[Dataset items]

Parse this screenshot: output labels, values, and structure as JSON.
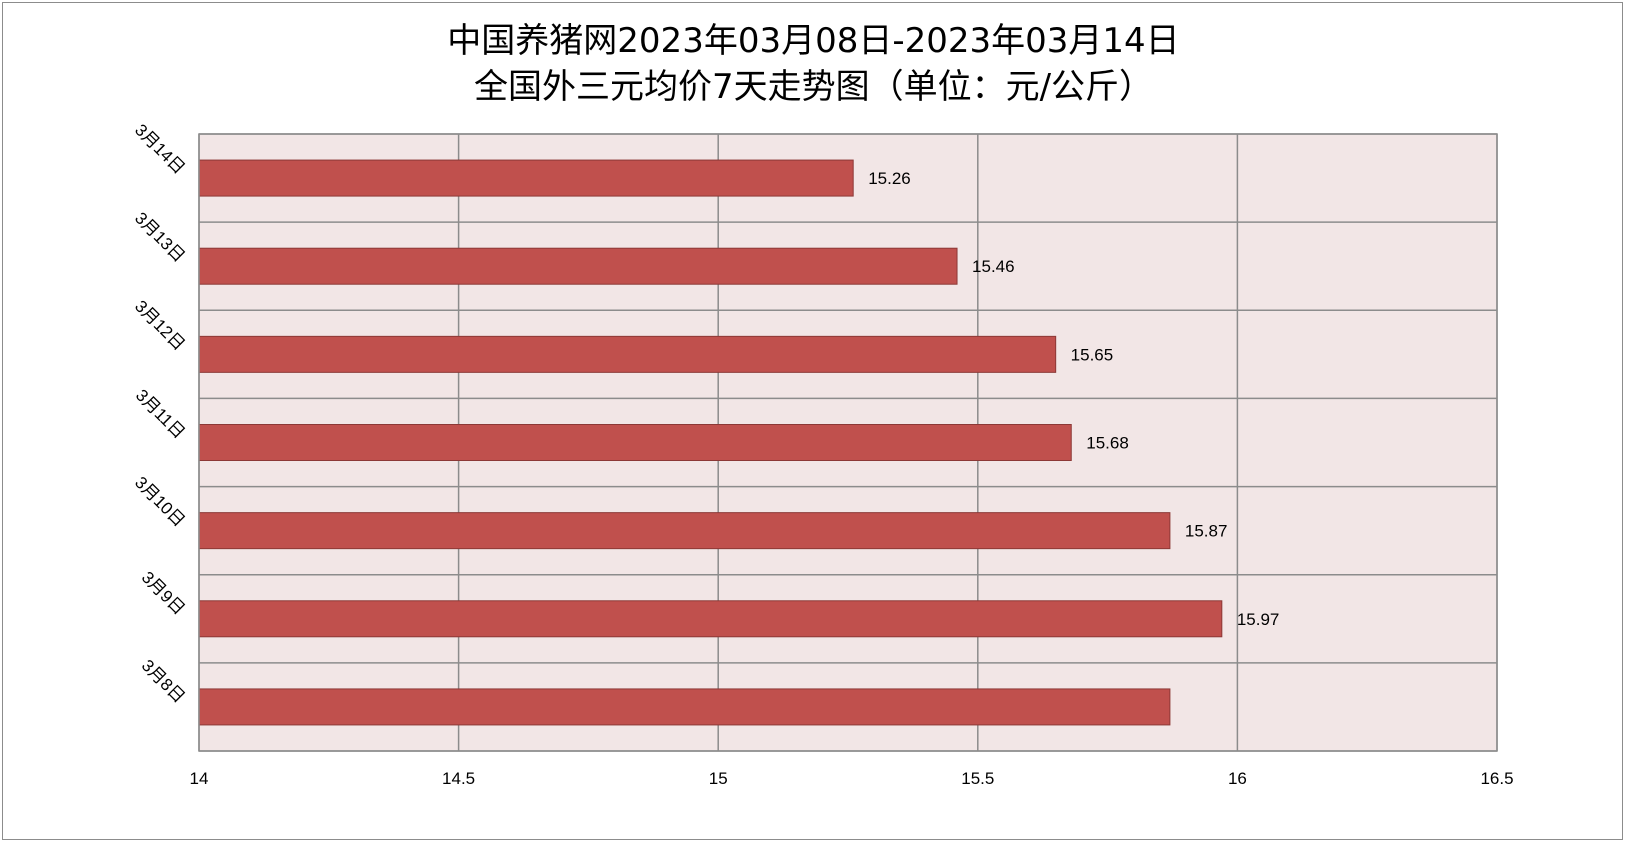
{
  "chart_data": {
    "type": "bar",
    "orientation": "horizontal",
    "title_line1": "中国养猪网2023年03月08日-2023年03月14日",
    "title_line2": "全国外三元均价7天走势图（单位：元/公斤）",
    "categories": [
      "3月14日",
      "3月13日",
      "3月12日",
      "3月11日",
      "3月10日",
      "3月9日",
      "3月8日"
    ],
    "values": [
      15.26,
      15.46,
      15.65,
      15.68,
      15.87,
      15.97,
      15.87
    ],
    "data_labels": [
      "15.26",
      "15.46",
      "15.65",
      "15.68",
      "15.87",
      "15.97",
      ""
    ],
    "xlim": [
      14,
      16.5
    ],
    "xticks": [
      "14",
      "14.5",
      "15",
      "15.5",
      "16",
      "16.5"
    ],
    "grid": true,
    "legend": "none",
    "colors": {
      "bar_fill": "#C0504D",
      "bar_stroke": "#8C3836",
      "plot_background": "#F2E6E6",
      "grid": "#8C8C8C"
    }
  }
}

PROBLEM -> Identify lines with the string "values". Copy each one.

SOLUTION TO THE PROBLEM ->
Parse this screenshot: output labels, values, and structure as JSON.
    "values": [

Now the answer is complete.